◆ ENTRIES
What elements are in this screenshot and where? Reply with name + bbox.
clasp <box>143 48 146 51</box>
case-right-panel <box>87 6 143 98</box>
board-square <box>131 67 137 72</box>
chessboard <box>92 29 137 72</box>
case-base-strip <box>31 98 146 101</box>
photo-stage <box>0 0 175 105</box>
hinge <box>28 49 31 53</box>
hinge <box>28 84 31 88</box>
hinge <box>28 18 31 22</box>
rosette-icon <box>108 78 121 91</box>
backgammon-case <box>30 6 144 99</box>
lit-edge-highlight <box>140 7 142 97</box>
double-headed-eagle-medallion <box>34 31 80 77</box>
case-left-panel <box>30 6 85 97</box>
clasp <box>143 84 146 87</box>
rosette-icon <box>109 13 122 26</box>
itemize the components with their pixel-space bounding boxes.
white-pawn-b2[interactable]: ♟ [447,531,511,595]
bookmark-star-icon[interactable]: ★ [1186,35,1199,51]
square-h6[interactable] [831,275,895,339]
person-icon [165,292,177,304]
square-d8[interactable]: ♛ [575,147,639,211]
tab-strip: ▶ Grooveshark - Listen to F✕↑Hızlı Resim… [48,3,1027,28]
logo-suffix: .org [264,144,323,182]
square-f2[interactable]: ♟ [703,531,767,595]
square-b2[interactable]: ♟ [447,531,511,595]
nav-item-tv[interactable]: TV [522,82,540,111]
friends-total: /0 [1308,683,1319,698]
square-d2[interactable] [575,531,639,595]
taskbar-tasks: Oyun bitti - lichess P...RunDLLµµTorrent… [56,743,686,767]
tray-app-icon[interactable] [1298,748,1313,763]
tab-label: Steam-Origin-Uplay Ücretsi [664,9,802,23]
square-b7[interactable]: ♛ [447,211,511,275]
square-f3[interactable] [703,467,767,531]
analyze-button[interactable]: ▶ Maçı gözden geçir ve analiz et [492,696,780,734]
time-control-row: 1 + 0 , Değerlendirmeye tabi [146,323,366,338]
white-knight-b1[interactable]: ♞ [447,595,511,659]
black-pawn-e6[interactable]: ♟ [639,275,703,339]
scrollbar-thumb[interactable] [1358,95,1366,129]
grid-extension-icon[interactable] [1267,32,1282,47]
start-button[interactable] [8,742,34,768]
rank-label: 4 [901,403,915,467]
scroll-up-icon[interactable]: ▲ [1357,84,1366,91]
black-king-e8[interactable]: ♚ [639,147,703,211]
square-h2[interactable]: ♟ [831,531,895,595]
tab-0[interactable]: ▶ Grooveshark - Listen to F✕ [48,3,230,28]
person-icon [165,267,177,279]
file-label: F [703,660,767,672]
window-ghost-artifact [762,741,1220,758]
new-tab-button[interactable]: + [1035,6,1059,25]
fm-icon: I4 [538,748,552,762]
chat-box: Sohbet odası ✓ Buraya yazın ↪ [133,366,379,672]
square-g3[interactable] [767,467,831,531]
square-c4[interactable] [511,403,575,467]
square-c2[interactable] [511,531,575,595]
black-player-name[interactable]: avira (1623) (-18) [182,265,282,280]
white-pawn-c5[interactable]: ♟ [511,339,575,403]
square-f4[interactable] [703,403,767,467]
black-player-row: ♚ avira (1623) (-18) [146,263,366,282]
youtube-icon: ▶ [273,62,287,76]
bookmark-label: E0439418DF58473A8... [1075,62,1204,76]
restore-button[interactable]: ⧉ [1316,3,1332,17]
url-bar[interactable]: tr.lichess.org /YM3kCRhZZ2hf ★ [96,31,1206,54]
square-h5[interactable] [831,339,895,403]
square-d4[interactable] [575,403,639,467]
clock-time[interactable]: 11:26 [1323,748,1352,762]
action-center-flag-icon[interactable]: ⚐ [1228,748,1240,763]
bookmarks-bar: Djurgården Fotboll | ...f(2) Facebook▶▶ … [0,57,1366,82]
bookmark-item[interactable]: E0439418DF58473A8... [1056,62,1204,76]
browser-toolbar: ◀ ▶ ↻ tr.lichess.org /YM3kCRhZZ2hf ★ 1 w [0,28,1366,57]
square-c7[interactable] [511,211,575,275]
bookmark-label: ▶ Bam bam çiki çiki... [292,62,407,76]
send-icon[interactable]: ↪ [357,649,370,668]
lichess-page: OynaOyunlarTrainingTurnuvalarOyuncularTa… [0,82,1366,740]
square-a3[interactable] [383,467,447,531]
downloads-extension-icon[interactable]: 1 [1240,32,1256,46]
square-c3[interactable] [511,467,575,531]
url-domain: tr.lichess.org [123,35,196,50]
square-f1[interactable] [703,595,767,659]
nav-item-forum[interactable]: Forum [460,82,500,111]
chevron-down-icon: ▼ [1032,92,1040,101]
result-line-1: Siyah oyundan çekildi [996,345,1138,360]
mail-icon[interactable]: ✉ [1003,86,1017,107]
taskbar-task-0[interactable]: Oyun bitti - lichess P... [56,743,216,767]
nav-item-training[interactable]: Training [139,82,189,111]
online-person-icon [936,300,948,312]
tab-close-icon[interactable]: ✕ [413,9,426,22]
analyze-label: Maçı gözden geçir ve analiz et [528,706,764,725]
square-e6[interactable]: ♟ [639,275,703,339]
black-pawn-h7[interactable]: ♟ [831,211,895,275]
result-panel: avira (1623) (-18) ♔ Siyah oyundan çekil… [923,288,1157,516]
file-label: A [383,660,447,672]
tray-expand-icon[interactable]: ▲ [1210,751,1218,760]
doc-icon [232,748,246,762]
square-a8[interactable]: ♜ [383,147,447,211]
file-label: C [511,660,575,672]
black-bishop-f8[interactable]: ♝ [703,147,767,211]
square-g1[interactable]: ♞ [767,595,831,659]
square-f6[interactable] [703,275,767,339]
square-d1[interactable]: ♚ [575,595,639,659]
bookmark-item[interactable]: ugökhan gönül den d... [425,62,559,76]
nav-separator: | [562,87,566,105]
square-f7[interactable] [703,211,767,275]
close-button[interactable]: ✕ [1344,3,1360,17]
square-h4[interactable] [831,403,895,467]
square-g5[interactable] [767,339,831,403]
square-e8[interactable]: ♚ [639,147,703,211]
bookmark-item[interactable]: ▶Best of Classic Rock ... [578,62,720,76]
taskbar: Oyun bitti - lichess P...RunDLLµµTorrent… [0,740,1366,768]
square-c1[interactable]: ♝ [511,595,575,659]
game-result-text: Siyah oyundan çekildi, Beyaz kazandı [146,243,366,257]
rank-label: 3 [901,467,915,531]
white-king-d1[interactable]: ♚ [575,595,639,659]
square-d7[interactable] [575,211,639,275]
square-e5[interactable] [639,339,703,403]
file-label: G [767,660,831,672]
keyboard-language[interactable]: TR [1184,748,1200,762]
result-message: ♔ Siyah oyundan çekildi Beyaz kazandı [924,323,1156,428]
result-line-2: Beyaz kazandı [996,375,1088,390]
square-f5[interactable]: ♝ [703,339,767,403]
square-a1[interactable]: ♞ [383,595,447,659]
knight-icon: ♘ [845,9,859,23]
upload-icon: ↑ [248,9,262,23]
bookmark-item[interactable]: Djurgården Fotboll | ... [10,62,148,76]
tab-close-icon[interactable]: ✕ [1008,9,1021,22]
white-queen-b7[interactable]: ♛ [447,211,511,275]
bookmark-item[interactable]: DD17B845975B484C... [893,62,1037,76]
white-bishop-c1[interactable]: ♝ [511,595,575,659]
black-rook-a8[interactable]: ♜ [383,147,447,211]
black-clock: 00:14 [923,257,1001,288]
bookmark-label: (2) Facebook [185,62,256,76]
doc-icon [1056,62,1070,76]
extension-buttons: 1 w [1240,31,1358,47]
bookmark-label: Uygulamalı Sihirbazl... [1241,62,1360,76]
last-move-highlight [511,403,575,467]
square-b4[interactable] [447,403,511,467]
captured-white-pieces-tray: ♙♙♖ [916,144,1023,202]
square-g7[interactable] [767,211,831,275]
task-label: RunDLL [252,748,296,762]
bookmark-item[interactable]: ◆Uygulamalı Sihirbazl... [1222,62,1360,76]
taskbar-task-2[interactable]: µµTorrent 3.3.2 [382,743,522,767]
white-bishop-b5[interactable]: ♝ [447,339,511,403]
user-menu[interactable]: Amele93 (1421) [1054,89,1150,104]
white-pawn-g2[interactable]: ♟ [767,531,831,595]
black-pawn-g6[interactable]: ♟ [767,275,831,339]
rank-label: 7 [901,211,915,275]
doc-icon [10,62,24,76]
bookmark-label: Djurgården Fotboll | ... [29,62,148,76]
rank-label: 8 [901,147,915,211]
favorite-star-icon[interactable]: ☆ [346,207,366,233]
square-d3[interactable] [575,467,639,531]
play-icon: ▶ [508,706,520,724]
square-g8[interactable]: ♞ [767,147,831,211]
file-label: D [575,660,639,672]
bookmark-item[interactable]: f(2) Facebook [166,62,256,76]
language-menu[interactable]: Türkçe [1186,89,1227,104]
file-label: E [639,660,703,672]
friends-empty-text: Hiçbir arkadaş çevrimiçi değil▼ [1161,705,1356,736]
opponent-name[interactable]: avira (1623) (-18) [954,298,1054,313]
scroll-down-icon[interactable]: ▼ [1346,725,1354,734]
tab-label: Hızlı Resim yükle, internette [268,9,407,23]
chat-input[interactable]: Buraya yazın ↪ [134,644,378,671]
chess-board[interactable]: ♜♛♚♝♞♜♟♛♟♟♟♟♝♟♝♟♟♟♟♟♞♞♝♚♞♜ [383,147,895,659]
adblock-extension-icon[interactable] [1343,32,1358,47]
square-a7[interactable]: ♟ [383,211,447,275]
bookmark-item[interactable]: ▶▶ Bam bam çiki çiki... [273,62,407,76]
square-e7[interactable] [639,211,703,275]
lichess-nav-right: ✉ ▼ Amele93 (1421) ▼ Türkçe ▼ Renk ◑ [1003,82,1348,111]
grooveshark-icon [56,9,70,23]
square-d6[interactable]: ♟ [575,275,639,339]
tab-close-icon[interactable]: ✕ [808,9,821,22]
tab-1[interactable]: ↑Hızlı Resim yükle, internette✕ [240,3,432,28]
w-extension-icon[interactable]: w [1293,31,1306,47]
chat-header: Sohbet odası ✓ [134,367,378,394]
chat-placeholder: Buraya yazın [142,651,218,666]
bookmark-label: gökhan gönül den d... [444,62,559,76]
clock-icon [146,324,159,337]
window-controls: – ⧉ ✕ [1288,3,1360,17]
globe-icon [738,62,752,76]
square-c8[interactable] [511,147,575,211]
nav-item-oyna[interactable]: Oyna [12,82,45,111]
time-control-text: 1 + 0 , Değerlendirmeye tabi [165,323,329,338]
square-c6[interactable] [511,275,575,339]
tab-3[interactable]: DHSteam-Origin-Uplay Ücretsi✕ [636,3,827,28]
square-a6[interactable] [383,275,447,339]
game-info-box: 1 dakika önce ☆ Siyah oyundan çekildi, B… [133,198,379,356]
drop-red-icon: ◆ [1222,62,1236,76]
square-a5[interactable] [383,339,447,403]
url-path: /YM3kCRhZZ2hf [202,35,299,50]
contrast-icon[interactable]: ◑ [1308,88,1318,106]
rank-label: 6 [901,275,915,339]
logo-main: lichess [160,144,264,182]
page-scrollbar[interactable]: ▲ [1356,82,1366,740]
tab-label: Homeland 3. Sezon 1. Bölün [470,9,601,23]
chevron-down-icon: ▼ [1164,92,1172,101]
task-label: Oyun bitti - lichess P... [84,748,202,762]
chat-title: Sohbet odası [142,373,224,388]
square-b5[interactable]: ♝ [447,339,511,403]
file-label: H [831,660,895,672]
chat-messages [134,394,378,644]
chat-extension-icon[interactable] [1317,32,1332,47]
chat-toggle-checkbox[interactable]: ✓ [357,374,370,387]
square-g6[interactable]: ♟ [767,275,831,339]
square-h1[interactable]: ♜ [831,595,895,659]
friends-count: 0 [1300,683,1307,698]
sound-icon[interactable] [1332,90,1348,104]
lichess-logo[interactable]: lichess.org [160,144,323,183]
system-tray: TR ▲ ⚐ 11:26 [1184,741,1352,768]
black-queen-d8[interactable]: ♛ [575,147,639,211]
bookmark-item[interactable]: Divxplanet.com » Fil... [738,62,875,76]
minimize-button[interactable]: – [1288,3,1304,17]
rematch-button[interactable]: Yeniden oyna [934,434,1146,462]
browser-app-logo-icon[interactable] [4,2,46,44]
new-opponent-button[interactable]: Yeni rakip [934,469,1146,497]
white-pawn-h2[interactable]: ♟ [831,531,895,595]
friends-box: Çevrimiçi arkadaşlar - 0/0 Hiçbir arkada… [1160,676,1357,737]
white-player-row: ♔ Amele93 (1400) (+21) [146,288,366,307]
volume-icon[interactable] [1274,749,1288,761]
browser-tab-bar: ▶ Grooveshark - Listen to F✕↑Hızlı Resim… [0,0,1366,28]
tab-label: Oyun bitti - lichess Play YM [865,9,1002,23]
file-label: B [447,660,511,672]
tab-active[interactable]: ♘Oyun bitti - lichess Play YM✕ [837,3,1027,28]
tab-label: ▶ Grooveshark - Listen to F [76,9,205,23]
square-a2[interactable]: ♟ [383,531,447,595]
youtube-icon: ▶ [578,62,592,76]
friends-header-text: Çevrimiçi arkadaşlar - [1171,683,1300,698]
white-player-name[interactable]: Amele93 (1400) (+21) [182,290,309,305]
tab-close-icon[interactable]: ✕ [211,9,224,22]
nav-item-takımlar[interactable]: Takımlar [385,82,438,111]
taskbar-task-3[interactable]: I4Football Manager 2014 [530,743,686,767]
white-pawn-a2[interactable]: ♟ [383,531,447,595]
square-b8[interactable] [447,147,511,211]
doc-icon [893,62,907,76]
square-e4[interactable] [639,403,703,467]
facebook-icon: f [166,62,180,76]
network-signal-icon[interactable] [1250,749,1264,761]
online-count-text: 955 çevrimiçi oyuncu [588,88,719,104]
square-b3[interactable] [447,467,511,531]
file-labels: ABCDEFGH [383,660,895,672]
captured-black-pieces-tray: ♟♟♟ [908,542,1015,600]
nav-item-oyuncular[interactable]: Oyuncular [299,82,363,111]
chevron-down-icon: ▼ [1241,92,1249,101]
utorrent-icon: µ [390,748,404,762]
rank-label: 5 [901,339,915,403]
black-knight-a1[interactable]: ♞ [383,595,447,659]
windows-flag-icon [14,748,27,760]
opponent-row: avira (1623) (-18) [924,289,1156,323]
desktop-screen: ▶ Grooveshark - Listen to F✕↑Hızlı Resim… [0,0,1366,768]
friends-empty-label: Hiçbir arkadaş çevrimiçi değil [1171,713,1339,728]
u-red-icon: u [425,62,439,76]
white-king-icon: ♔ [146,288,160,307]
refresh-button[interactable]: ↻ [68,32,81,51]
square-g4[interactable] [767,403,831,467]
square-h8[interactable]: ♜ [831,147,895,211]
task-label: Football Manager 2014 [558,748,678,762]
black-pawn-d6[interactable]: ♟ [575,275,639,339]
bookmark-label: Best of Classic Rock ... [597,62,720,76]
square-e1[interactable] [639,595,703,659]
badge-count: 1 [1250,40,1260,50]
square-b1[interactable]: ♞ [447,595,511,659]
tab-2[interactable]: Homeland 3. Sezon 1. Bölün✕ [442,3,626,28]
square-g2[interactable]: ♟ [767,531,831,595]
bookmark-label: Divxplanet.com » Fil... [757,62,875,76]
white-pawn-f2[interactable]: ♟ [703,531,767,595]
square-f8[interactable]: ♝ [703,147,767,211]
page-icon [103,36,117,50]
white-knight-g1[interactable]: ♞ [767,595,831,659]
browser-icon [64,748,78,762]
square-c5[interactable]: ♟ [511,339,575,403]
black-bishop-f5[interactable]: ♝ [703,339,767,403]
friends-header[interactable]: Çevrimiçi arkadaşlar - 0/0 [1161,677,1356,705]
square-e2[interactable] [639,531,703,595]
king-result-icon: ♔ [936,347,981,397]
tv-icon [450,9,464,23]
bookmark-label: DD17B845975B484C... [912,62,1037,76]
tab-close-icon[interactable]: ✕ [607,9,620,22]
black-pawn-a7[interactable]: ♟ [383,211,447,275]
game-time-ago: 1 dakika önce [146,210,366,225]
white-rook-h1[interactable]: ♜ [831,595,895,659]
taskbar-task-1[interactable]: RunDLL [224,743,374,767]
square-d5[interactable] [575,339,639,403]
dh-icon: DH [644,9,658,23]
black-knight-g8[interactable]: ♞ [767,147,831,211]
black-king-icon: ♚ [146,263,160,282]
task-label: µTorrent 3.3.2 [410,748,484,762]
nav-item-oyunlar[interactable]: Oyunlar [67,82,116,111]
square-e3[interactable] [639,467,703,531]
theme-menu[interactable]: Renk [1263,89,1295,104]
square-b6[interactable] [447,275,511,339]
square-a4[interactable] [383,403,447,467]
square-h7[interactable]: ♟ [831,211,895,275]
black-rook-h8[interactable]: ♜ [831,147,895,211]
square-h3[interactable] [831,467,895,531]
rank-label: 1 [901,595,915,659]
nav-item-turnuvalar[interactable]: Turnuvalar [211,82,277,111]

◆ WHAT YOU SHOULD DO
Convert the rows into a Markdown table with the columns No. and Text, starting at the first row and ending at the row that contains "hinge <box>28 84 31 88</box>", both included. Number each row in order, and leave out any blank lines.

◆ RESPONSE FOR THIS EXERCISE
| No. | Text |
|---|---|
| 1 | What elements are in this screenshot and where? Reply with name + bbox. |
| 2 | clasp <box>143 48 146 51</box> |
| 3 | case-right-panel <box>87 6 143 98</box> |
| 4 | board-square <box>131 67 137 72</box> |
| 5 | chessboard <box>92 29 137 72</box> |
| 6 | case-base-strip <box>31 98 146 101</box> |
| 7 | photo-stage <box>0 0 175 105</box> |
| 8 | hinge <box>28 49 31 53</box> |
| 9 | hinge <box>28 84 31 88</box> |